[Start of Selected excerpt]

However, Ms Rawlin’s figures do need to be softened somewhat to take account of the lack of directly correlating data. I think the right reduction is not 45% but 15%.

169. I have not fed back into Schedules 3 or 8 my particular lost sales figures. However on the basis of 558 lost sales and Ms Rawlin’s percentages of converting customers going forward, she arrives at a total lost servicing revenue of £662,219. If one reduces that figure by 15%, one arrives at £562,886. One then has to reduce it further to take account of the fact that in my judgment the correct number of lost sales is 370 and not 558. On a proportionate reduction, that leaves a final lost servicing revenue figure of £371,907.

Bodywork

170. Both experts agree that over a 10 year period the average revenue per customer from bodywork services would be £815. Ms Rawlin calculate from this a lost profit figure of £56,920 as set out in her Schedule 4. Mr Lazarevic makes the point that while some cars did come back to Toomey for bodywork and which were more than 5 years old, they were much reduced in number-see page 13 of the Joint Statement dated 9 November 2016. So he would in fact adopt a cut-off point at 5 years. Ms Rawlin says that if this is done, then the average revenue would go up from £815 since this was the figure calculated on an average over 10 years.

171. I think that Mr Lazarevic has a point here. I propose to take it into account by reducing Ms

Rawlin’s final figure by 25% making it £42,690. One then needs to reduce it proportionately to reflect the lost sales figure of 370. This yields a net loss of £28,205.9.

[End of Selected excerpt]

To-do list:
a) In the excerpt on lost sales and revenue, what average revenue per customer from bodywork services do both experts agree on over a 10 year period?
b) Extend the excerpt on lost sales and revenue, picking up after its final sentence.

[Start of Excerpted records]

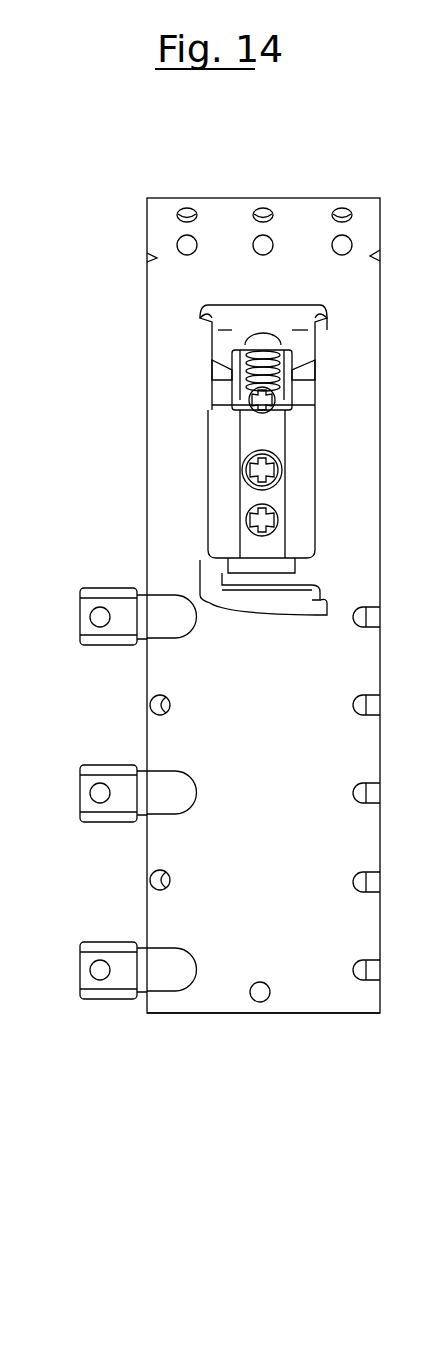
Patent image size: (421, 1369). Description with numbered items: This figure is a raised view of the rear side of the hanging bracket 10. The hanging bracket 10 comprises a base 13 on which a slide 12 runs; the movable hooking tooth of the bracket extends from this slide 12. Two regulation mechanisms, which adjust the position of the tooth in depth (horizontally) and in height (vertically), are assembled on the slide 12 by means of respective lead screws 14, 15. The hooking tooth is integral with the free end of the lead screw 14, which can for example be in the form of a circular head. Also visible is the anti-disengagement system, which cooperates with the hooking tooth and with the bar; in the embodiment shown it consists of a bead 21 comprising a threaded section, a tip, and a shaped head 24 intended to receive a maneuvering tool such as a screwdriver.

The hanging bracket 10 is at (150, 1055).
The slide 12 is at (243, 469).
The base 13 is at (303, 988).
The lead screw 14 is at (223, 432).
The lead screw 15 is at (255, 398).
The bead 21 is at (243, 522).
The shaped head 24 is at (420, 478).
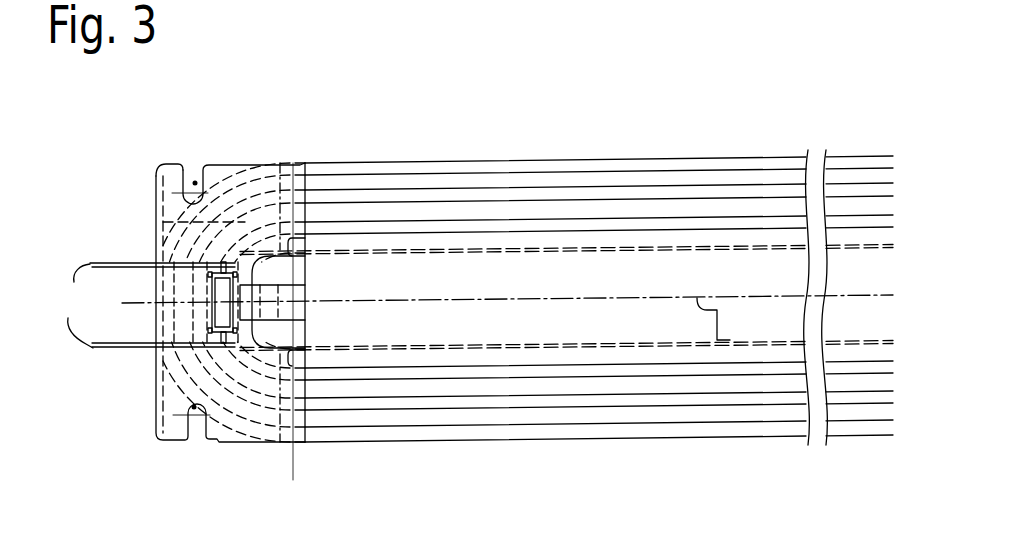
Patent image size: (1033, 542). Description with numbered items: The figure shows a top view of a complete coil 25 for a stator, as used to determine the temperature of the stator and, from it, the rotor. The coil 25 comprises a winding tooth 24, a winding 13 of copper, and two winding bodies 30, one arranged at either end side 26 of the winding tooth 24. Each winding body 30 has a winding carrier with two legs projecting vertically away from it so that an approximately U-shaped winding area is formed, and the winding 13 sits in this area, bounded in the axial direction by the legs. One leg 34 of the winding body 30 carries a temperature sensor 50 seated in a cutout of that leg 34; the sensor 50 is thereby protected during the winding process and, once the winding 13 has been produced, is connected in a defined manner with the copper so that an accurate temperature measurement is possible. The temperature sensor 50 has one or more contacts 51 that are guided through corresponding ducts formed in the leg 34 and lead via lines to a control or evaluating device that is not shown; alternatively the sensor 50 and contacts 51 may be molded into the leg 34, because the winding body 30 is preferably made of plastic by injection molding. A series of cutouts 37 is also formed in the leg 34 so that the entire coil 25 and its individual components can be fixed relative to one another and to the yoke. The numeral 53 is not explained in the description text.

The winding 13 is at (517, 183).
The winding tooth 24 is at (643, 268).
The coil 25 is at (399, 136).
The end side 26 is at (297, 276).
The winding body 30 is at (100, 159).
The leg 34 is at (158, 168).
The cutouts 37 is at (197, 186).
The temperature sensor 50 is at (210, 300).
The contacts 51 is at (472, 305).
The bearing housing wall 53 is at (177, 260).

[End of Excerpted records]

Response list:
a) £815

b)
Total loss figures

172. If one adds the 4 loss figures of

(1) New Sales: £26,981;

(2) Used Sales: £38,850:

(3) Servicing: £371,907; and (4) Bodywork: £28,205.9

one reaches a total of £465,944.

173. From this, finally, one needs to deduct the savings on stocking charges and advertising in the total sum of £81,445. This produces a net total loss figure of £384,499.

174. Apart from any mathematical errors, there might have had to be some fine tuning in this calculation since I have not inserted back into the operative schedules the relevant lost sales but have applied my findings on a broader percentage basis; however I believe that the final figures are in the right region. That is on the footing that Toomey would have succeeded either on all of the alleged terms or at least on those as to incentives and stocking.

CONCLUSION

175. In the event, however, this claim must fail for the reasons given above in relation to liability. I am most grateful to both Counsel for their assistance and excellent submissions and I will deal with all consequential matters upon the handing down of this judgment.